Items listed in a dataset
--- Start ---
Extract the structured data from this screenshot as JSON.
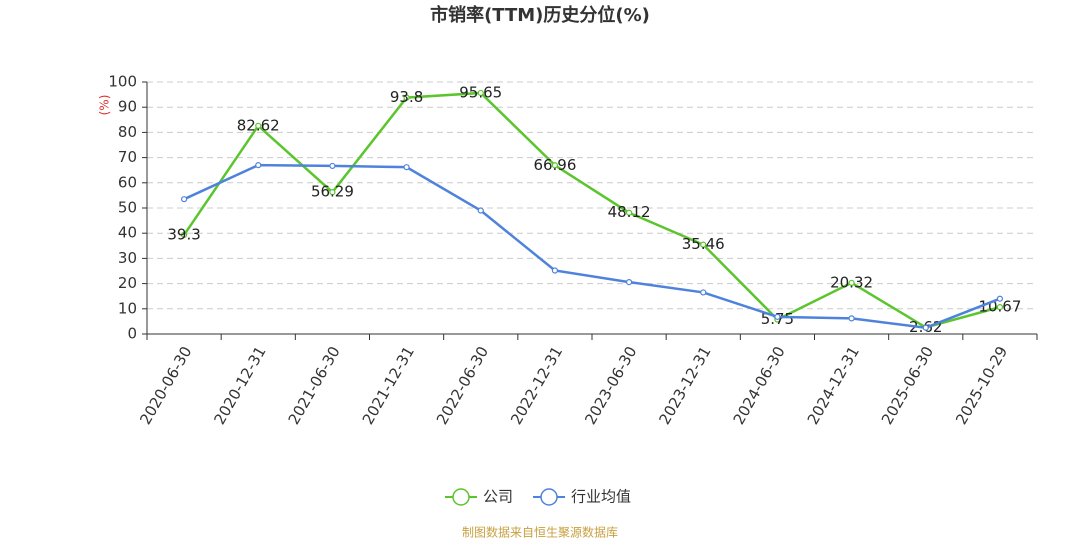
{
  "chart_data": {
    "type": "line",
    "title": "市销率(TTM)历史分位(%)",
    "y_label": "(%)",
    "source": "制图数据来自恒生聚源数据库",
    "categories": [
      "2020-06-30",
      "2020-12-31",
      "2021-06-30",
      "2021-12-31",
      "2022-06-30",
      "2022-12-31",
      "2023-06-30",
      "2023-12-31",
      "2024-06-30",
      "2024-12-31",
      "2025-06-30",
      "2025-10-29"
    ],
    "series": [
      {
        "name": "公司",
        "color": "#5ac52c",
        "values": [
          39.3,
          82.62,
          56.29,
          93.8,
          95.65,
          66.96,
          48.12,
          35.46,
          5.75,
          20.32,
          2.62,
          10.67
        ],
        "labels": true
      },
      {
        "name": "行业均值",
        "color": "#4f82dc",
        "values": [
          53.5,
          67,
          66.7,
          66.2,
          49,
          25.2,
          20.6,
          16.5,
          6.8,
          6.2,
          2.5,
          14
        ],
        "labels": false
      }
    ],
    "ylim": [
      0,
      100
    ],
    "yticks": [
      0,
      10,
      20,
      30,
      40,
      50,
      60,
      70,
      80,
      90,
      100
    ],
    "grid": true
  }
}
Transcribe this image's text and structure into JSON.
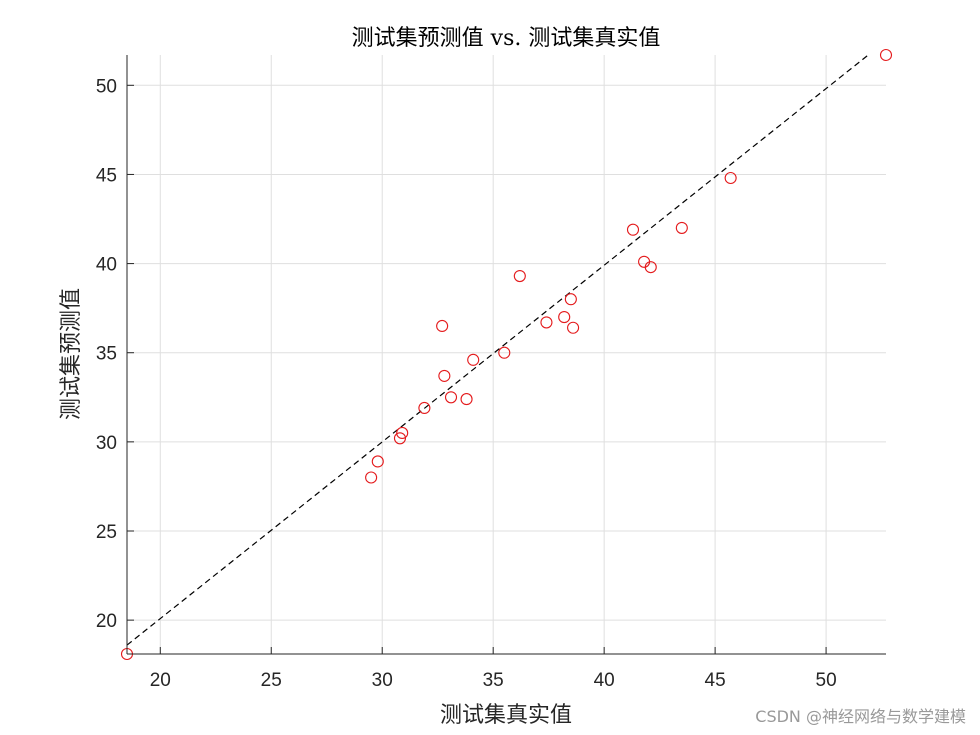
{
  "watermark": "CSDN @神经网络与数学建模",
  "chart_data": {
    "type": "scatter",
    "title": "测试集预测值 vs. 测试集真实值",
    "xlabel": "测试集真实值",
    "ylabel": "测试集预测值",
    "xlim": [
      18.5,
      52.7
    ],
    "ylim": [
      18.1,
      51.7
    ],
    "xticks": [
      20,
      25,
      30,
      35,
      40,
      45,
      50
    ],
    "yticks": [
      20,
      25,
      30,
      35,
      40,
      45,
      50
    ],
    "grid": true,
    "marker_color": "#e41a1c",
    "line_color": "#000000",
    "reference_line": {
      "style": "dashed",
      "x": [
        18.5,
        51.9
      ],
      "y": [
        18.6,
        51.7
      ]
    },
    "series": [
      {
        "marker": "open-circle",
        "x": [
          18.5,
          29.5,
          29.8,
          30.8,
          30.9,
          31.9,
          32.7,
          32.8,
          33.1,
          33.8,
          34.1,
          35.5,
          36.2,
          37.4,
          38.2,
          38.5,
          38.6,
          41.3,
          41.8,
          42.1,
          43.5,
          45.7,
          52.7
        ],
        "y": [
          18.1,
          28.0,
          28.9,
          30.2,
          30.5,
          31.9,
          36.5,
          33.7,
          32.5,
          32.4,
          34.6,
          35.0,
          39.3,
          36.7,
          37.0,
          38.0,
          36.4,
          41.9,
          40.1,
          39.8,
          42.0,
          44.8,
          51.7
        ]
      }
    ]
  }
}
--- End ---
→ **SET EXERCISE**: Reproduce every line above as written, skipping pictures.

→ **THE RESPONSE**:
Extract the structured data from this screenshot as JSON.
{
  "chart_data": {
    "type": "line",
    "title": "市销率(TTM)历史分位(%)",
    "y_label": "(%)",
    "source": "制图数据来自恒生聚源数据库",
    "categories": [
      "2020-06-30",
      "2020-12-31",
      "2021-06-30",
      "2021-12-31",
      "2022-06-30",
      "2022-12-31",
      "2023-06-30",
      "2023-12-31",
      "2024-06-30",
      "2024-12-31",
      "2025-06-30",
      "2025-10-29"
    ],
    "series": [
      {
        "name": "公司",
        "color": "#5ac52c",
        "values": [
          39.3,
          82.62,
          56.29,
          93.8,
          95.65,
          66.96,
          48.12,
          35.46,
          5.75,
          20.32,
          2.62,
          10.67
        ],
        "labels": true
      },
      {
        "name": "行业均值",
        "color": "#4f82dc",
        "values": [
          53.5,
          67,
          66.7,
          66.2,
          49,
          25.2,
          20.6,
          16.5,
          6.8,
          6.2,
          2.5,
          14
        ],
        "labels": false
      }
    ],
    "ylim": [
      0,
      100
    ],
    "yticks": [
      0,
      10,
      20,
      30,
      40,
      50,
      60,
      70,
      80,
      90,
      100
    ],
    "grid": true
  }
}
Transcribe this image's text and structure into JSON.
{
  "watermark": "CSDN @神经网络与数学建模",
  "chart_data": {
    "type": "scatter",
    "title": "测试集预测值 vs. 测试集真实值",
    "xlabel": "测试集真实值",
    "ylabel": "测试集预测值",
    "xlim": [
      18.5,
      52.7
    ],
    "ylim": [
      18.1,
      51.7
    ],
    "xticks": [
      20,
      25,
      30,
      35,
      40,
      45,
      50
    ],
    "yticks": [
      20,
      25,
      30,
      35,
      40,
      45,
      50
    ],
    "grid": true,
    "marker_color": "#e41a1c",
    "line_color": "#000000",
    "reference_line": {
      "style": "dashed",
      "x": [
        18.5,
        51.9
      ],
      "y": [
        18.6,
        51.7
      ]
    },
    "series": [
      {
        "marker": "open-circle",
        "x": [
          18.5,
          29.5,
          29.8,
          30.8,
          30.9,
          31.9,
          32.7,
          32.8,
          33.1,
          33.8,
          34.1,
          35.5,
          36.2,
          37.4,
          38.2,
          38.5,
          38.6,
          41.3,
          41.8,
          42.1,
          43.5,
          45.7,
          52.7
        ],
        "y": [
          18.1,
          28.0,
          28.9,
          30.2,
          30.5,
          31.9,
          36.5,
          33.7,
          32.5,
          32.4,
          34.6,
          35.0,
          39.3,
          36.7,
          37.0,
          38.0,
          36.4,
          41.9,
          40.1,
          39.8,
          42.0,
          44.8,
          51.7
        ]
      }
    ]
  }
}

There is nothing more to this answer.